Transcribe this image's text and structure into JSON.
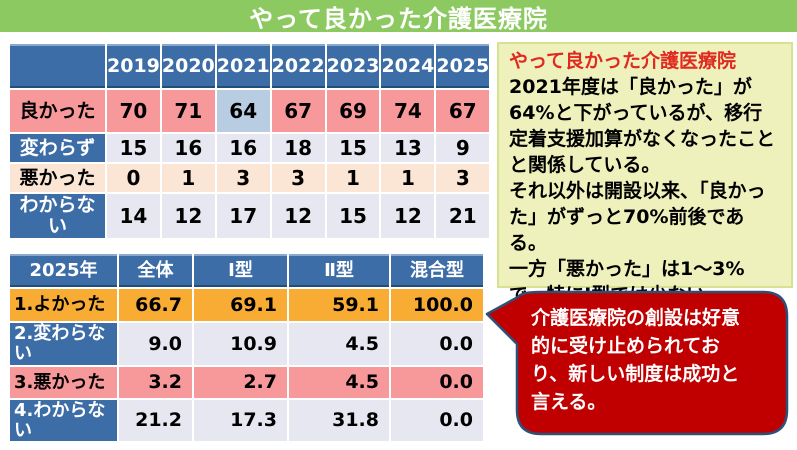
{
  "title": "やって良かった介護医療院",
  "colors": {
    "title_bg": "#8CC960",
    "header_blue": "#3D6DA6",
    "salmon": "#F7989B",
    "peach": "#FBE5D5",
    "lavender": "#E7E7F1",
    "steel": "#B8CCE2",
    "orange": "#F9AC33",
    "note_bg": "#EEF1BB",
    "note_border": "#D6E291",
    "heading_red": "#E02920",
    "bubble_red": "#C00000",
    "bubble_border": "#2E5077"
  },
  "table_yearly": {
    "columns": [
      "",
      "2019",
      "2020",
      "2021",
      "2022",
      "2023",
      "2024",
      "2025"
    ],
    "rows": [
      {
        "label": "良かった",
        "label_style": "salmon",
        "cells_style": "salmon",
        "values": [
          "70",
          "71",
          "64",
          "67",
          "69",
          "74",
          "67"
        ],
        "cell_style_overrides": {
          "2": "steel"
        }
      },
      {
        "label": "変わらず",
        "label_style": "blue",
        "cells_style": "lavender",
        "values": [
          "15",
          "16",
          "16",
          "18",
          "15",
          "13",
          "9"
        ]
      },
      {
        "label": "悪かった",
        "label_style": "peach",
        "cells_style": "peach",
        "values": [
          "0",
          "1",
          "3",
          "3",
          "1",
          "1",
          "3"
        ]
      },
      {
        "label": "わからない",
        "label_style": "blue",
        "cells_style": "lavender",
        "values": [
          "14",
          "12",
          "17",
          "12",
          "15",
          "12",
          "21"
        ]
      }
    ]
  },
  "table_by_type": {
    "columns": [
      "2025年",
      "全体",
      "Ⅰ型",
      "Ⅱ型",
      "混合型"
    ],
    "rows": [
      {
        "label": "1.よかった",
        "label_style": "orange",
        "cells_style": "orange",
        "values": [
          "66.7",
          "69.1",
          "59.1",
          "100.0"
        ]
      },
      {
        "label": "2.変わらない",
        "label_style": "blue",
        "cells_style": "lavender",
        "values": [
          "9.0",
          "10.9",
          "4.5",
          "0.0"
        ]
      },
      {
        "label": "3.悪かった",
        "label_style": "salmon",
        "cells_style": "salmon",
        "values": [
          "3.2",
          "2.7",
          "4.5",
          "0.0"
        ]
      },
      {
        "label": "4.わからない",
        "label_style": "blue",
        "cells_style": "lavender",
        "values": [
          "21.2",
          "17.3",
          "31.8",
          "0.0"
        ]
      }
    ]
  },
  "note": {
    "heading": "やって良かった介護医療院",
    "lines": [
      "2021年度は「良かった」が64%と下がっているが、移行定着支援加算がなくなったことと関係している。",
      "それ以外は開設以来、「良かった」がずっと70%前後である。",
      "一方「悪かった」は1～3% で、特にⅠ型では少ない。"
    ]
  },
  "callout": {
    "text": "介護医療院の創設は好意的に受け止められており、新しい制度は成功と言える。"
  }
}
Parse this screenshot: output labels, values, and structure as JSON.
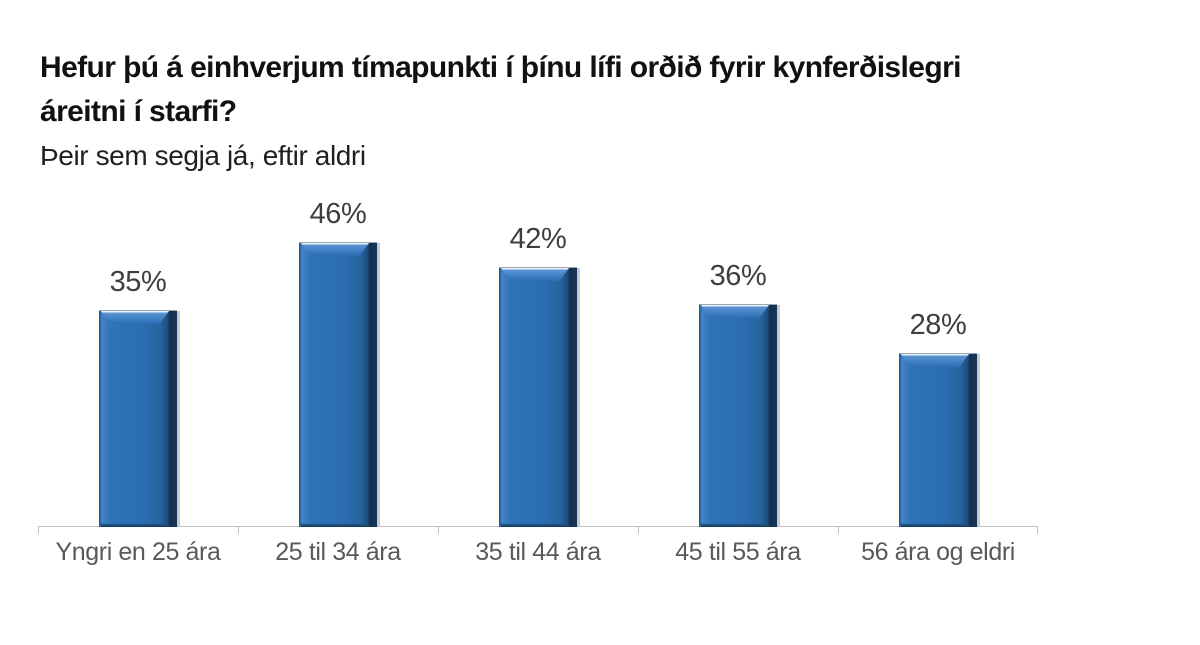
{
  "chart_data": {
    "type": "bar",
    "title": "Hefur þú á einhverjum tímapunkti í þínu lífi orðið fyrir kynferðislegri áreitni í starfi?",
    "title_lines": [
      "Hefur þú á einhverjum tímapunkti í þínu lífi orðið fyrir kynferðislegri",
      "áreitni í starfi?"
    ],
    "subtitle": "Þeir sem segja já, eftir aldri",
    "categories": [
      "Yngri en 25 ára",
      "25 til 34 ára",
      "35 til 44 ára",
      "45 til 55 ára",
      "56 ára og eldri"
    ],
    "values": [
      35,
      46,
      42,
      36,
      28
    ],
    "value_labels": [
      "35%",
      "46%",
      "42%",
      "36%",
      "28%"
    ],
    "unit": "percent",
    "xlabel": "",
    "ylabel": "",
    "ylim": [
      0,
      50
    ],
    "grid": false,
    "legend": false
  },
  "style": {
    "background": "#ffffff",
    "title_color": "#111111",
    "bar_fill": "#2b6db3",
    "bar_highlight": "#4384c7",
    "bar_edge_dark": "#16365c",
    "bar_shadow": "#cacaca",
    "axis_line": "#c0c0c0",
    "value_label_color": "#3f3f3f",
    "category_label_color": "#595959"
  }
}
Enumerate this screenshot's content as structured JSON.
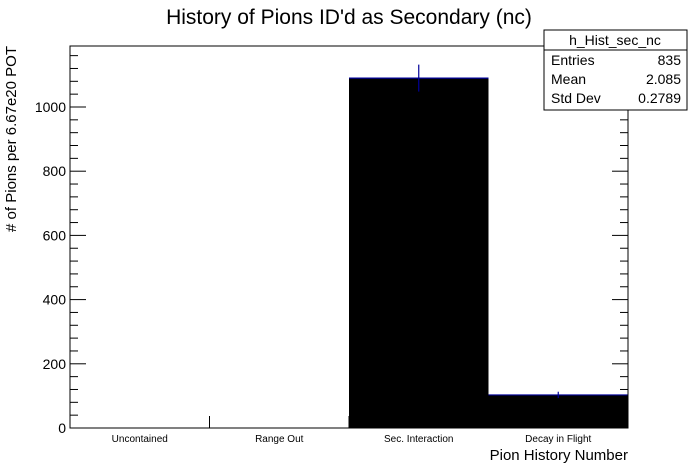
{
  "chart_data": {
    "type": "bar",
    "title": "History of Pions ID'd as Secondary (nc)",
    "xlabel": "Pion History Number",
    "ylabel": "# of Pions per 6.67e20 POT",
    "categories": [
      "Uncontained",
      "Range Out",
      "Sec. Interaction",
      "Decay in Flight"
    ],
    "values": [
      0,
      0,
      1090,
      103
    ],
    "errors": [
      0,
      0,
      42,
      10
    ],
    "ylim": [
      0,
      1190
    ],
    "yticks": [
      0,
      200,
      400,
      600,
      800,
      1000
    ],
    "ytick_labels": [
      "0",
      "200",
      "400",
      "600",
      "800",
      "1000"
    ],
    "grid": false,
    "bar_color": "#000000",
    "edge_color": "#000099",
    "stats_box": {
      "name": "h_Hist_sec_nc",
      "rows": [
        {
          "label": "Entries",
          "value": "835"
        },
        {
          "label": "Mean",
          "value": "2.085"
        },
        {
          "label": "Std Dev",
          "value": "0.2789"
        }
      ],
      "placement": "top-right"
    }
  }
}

SET PROBLEM. Each line containing the word "JSON" counts once; report the total alone.

WRITTEN RESPONSE. 3